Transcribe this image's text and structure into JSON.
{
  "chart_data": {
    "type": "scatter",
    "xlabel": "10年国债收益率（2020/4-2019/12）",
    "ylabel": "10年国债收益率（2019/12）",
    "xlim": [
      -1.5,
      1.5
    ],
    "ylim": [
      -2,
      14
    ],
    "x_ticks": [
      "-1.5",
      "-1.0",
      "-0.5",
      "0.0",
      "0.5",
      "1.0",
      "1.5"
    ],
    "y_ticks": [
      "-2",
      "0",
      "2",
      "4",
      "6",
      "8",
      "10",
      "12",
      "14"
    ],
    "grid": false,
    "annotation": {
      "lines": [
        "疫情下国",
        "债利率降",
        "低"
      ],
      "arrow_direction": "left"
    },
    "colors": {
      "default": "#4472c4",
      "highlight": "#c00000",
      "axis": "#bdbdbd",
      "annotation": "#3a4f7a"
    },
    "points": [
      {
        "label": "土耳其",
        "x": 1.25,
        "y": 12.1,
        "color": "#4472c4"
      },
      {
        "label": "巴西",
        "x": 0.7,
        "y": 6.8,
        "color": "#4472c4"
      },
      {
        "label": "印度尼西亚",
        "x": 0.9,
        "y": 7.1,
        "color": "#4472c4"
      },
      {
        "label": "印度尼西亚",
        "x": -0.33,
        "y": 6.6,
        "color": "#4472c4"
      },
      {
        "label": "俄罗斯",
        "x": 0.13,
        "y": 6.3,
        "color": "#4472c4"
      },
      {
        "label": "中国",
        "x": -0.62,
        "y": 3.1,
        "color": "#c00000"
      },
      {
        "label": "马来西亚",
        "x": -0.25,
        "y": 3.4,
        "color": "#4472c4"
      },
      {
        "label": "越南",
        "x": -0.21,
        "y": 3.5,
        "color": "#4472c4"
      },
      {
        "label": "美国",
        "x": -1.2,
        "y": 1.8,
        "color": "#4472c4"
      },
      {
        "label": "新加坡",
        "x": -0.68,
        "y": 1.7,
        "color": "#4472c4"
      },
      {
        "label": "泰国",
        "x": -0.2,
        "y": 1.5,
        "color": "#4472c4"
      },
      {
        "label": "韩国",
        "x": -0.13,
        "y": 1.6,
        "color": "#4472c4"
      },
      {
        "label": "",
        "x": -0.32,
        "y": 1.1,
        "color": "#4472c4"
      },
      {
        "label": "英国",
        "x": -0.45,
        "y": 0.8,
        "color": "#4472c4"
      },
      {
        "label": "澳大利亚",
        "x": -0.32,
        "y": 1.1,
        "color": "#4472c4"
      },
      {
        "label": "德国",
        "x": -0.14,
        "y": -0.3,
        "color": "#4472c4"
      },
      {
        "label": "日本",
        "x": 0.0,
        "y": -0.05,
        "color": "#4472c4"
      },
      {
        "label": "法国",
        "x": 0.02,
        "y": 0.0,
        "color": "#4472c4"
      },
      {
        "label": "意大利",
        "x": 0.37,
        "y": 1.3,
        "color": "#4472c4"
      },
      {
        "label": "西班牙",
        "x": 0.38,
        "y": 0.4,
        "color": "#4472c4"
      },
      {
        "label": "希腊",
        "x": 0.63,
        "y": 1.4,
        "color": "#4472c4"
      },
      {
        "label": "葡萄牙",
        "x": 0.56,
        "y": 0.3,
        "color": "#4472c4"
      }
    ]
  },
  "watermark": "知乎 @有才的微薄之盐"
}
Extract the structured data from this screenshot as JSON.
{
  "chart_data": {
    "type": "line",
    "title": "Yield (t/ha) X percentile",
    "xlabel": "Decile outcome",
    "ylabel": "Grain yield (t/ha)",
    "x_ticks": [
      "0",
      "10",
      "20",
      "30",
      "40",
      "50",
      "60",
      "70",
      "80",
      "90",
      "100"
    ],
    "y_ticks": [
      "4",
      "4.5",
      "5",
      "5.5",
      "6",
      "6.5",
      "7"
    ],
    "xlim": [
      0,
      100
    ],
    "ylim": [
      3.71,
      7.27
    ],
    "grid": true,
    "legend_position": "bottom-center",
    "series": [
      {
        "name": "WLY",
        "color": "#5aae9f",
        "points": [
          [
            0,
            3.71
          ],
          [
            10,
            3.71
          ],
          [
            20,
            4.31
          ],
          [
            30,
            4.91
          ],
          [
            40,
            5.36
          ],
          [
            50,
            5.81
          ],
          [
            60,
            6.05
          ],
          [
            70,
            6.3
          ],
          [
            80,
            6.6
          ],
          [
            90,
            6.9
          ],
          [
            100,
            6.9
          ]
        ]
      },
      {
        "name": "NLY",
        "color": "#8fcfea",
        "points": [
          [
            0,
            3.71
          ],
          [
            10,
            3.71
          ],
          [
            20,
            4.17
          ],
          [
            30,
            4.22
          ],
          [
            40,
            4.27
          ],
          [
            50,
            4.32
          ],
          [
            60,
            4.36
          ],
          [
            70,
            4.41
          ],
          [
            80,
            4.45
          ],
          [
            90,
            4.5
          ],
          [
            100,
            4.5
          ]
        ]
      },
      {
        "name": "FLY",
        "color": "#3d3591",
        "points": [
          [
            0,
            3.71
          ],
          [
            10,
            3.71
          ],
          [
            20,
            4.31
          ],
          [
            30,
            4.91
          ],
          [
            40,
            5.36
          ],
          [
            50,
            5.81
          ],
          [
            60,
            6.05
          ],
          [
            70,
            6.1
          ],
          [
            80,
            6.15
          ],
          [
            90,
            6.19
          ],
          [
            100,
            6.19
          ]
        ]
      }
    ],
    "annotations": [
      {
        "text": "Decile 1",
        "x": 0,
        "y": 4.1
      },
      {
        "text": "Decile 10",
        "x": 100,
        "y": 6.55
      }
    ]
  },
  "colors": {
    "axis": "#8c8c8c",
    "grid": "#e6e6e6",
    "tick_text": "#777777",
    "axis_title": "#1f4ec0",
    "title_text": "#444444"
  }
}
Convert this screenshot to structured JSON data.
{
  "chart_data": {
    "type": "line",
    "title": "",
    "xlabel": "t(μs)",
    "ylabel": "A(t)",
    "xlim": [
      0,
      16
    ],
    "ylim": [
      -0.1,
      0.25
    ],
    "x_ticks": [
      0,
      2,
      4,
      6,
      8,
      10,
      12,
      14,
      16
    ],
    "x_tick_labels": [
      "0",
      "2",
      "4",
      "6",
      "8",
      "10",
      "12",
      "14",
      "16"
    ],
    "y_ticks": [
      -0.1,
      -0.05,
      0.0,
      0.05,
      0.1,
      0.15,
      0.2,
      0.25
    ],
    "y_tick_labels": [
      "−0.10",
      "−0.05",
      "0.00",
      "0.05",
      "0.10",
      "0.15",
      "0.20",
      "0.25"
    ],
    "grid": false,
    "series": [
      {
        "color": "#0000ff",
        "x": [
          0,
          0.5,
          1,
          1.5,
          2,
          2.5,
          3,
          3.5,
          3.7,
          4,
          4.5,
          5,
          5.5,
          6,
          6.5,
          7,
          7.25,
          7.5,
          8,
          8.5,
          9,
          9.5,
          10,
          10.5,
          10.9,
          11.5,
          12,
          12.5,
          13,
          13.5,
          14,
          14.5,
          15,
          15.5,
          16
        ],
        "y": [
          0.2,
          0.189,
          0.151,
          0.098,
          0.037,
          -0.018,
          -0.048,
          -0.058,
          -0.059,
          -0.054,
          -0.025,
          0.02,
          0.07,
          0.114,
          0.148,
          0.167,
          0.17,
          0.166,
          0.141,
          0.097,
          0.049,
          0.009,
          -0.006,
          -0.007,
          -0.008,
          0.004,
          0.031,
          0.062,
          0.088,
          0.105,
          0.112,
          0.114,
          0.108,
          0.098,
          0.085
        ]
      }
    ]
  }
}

* Your goal: Restate the data above word for word.

* Answer to the task:
Transcribe this image's text and structure into JSON.
{
  "chart_data": {
    "type": "scatter",
    "xlabel": "10年国债收益率（2020/4-2019/12）",
    "ylabel": "10年国债收益率（2019/12）",
    "xlim": [
      -1.5,
      1.5
    ],
    "ylim": [
      -2,
      14
    ],
    "x_ticks": [
      "-1.5",
      "-1.0",
      "-0.5",
      "0.0",
      "0.5",
      "1.0",
      "1.5"
    ],
    "y_ticks": [
      "-2",
      "0",
      "2",
      "4",
      "6",
      "8",
      "10",
      "12",
      "14"
    ],
    "grid": false,
    "annotation": {
      "lines": [
        "疫情下国",
        "债利率降",
        "低"
      ],
      "arrow_direction": "left"
    },
    "colors": {
      "default": "#4472c4",
      "highlight": "#c00000",
      "axis": "#bdbdbd",
      "annotation": "#3a4f7a"
    },
    "points": [
      {
        "label": "土耳其",
        "x": 1.25,
        "y": 12.1,
        "color": "#4472c4"
      },
      {
        "label": "巴西",
        "x": 0.7,
        "y": 6.8,
        "color": "#4472c4"
      },
      {
        "label": "印度尼西亚",
        "x": 0.9,
        "y": 7.1,
        "color": "#4472c4"
      },
      {
        "label": "印度尼西亚",
        "x": -0.33,
        "y": 6.6,
        "color": "#4472c4"
      },
      {
        "label": "俄罗斯",
        "x": 0.13,
        "y": 6.3,
        "color": "#4472c4"
      },
      {
        "label": "中国",
        "x": -0.62,
        "y": 3.1,
        "color": "#c00000"
      },
      {
        "label": "马来西亚",
        "x": -0.25,
        "y": 3.4,
        "color": "#4472c4"
      },
      {
        "label": "越南",
        "x": -0.21,
        "y": 3.5,
        "color": "#4472c4"
      },
      {
        "label": "美国",
        "x": -1.2,
        "y": 1.8,
        "color": "#4472c4"
      },
      {
        "label": "新加坡",
        "x": -0.68,
        "y": 1.7,
        "color": "#4472c4"
      },
      {
        "label": "泰国",
        "x": -0.2,
        "y": 1.5,
        "color": "#4472c4"
      },
      {
        "label": "韩国",
        "x": -0.13,
        "y": 1.6,
        "color": "#4472c4"
      },
      {
        "label": "",
        "x": -0.32,
        "y": 1.1,
        "color": "#4472c4"
      },
      {
        "label": "英国",
        "x": -0.45,
        "y": 0.8,
        "color": "#4472c4"
      },
      {
        "label": "澳大利亚",
        "x": -0.32,
        "y": 1.1,
        "color": "#4472c4"
      },
      {
        "label": "德国",
        "x": -0.14,
        "y": -0.3,
        "color": "#4472c4"
      },
      {
        "label": "日本",
        "x": 0.0,
        "y": -0.05,
        "color": "#4472c4"
      },
      {
        "label": "法国",
        "x": 0.02,
        "y": 0.0,
        "color": "#4472c4"
      },
      {
        "label": "意大利",
        "x": 0.37,
        "y": 1.3,
        "color": "#4472c4"
      },
      {
        "label": "西班牙",
        "x": 0.38,
        "y": 0.4,
        "color": "#4472c4"
      },
      {
        "label": "希腊",
        "x": 0.63,
        "y": 1.4,
        "color": "#4472c4"
      },
      {
        "label": "葡萄牙",
        "x": 0.56,
        "y": 0.3,
        "color": "#4472c4"
      }
    ]
  },
  "watermark": "知乎 @有才的微薄之盐"
}
Extract the structured data from this screenshot as JSON.
{
  "chart_data": {
    "type": "line",
    "title": "Yield (t/ha) X percentile",
    "xlabel": "Decile outcome",
    "ylabel": "Grain yield (t/ha)",
    "x_ticks": [
      "0",
      "10",
      "20",
      "30",
      "40",
      "50",
      "60",
      "70",
      "80",
      "90",
      "100"
    ],
    "y_ticks": [
      "4",
      "4.5",
      "5",
      "5.5",
      "6",
      "6.5",
      "7"
    ],
    "xlim": [
      0,
      100
    ],
    "ylim": [
      3.71,
      7.27
    ],
    "grid": true,
    "legend_position": "bottom-center",
    "series": [
      {
        "name": "WLY",
        "color": "#5aae9f",
        "points": [
          [
            0,
            3.71
          ],
          [
            10,
            3.71
          ],
          [
            20,
            4.31
          ],
          [
            30,
            4.91
          ],
          [
            40,
            5.36
          ],
          [
            50,
            5.81
          ],
          [
            60,
            6.05
          ],
          [
            70,
            6.3
          ],
          [
            80,
            6.6
          ],
          [
            90,
            6.9
          ],
          [
            100,
            6.9
          ]
        ]
      },
      {
        "name": "NLY",
        "color": "#8fcfea",
        "points": [
          [
            0,
            3.71
          ],
          [
            10,
            3.71
          ],
          [
            20,
            4.17
          ],
          [
            30,
            4.22
          ],
          [
            40,
            4.27
          ],
          [
            50,
            4.32
          ],
          [
            60,
            4.36
          ],
          [
            70,
            4.41
          ],
          [
            80,
            4.45
          ],
          [
            90,
            4.5
          ],
          [
            100,
            4.5
          ]
        ]
      },
      {
        "name": "FLY",
        "color": "#3d3591",
        "points": [
          [
            0,
            3.71
          ],
          [
            10,
            3.71
          ],
          [
            20,
            4.31
          ],
          [
            30,
            4.91
          ],
          [
            40,
            5.36
          ],
          [
            50,
            5.81
          ],
          [
            60,
            6.05
          ],
          [
            70,
            6.1
          ],
          [
            80,
            6.15
          ],
          [
            90,
            6.19
          ],
          [
            100,
            6.19
          ]
        ]
      }
    ],
    "annotations": [
      {
        "text": "Decile 1",
        "x": 0,
        "y": 4.1
      },
      {
        "text": "Decile 10",
        "x": 100,
        "y": 6.55
      }
    ]
  },
  "colors": {
    "axis": "#8c8c8c",
    "grid": "#e6e6e6",
    "tick_text": "#777777",
    "axis_title": "#1f4ec0",
    "title_text": "#444444"
  }
}
Convert this screenshot to structured JSON data.
{
  "chart_data": {
    "type": "line",
    "title": "",
    "xlabel": "t(μs)",
    "ylabel": "A(t)",
    "xlim": [
      0,
      16
    ],
    "ylim": [
      -0.1,
      0.25
    ],
    "x_ticks": [
      0,
      2,
      4,
      6,
      8,
      10,
      12,
      14,
      16
    ],
    "x_tick_labels": [
      "0",
      "2",
      "4",
      "6",
      "8",
      "10",
      "12",
      "14",
      "16"
    ],
    "y_ticks": [
      -0.1,
      -0.05,
      0.0,
      0.05,
      0.1,
      0.15,
      0.2,
      0.25
    ],
    "y_tick_labels": [
      "−0.10",
      "−0.05",
      "0.00",
      "0.05",
      "0.10",
      "0.15",
      "0.20",
      "0.25"
    ],
    "grid": false,
    "series": [
      {
        "color": "#0000ff",
        "x": [
          0,
          0.5,
          1,
          1.5,
          2,
          2.5,
          3,
          3.5,
          3.7,
          4,
          4.5,
          5,
          5.5,
          6,
          6.5,
          7,
          7.25,
          7.5,
          8,
          8.5,
          9,
          9.5,
          10,
          10.5,
          10.9,
          11.5,
          12,
          12.5,
          13,
          13.5,
          14,
          14.5,
          15,
          15.5,
          16
        ],
        "y": [
          0.2,
          0.189,
          0.151,
          0.098,
          0.037,
          -0.018,
          -0.048,
          -0.058,
          -0.059,
          -0.054,
          -0.025,
          0.02,
          0.07,
          0.114,
          0.148,
          0.167,
          0.17,
          0.166,
          0.141,
          0.097,
          0.049,
          0.009,
          -0.006,
          -0.007,
          -0.008,
          0.004,
          0.031,
          0.062,
          0.088,
          0.105,
          0.112,
          0.114,
          0.108,
          0.098,
          0.085
        ]
      }
    ]
  }
}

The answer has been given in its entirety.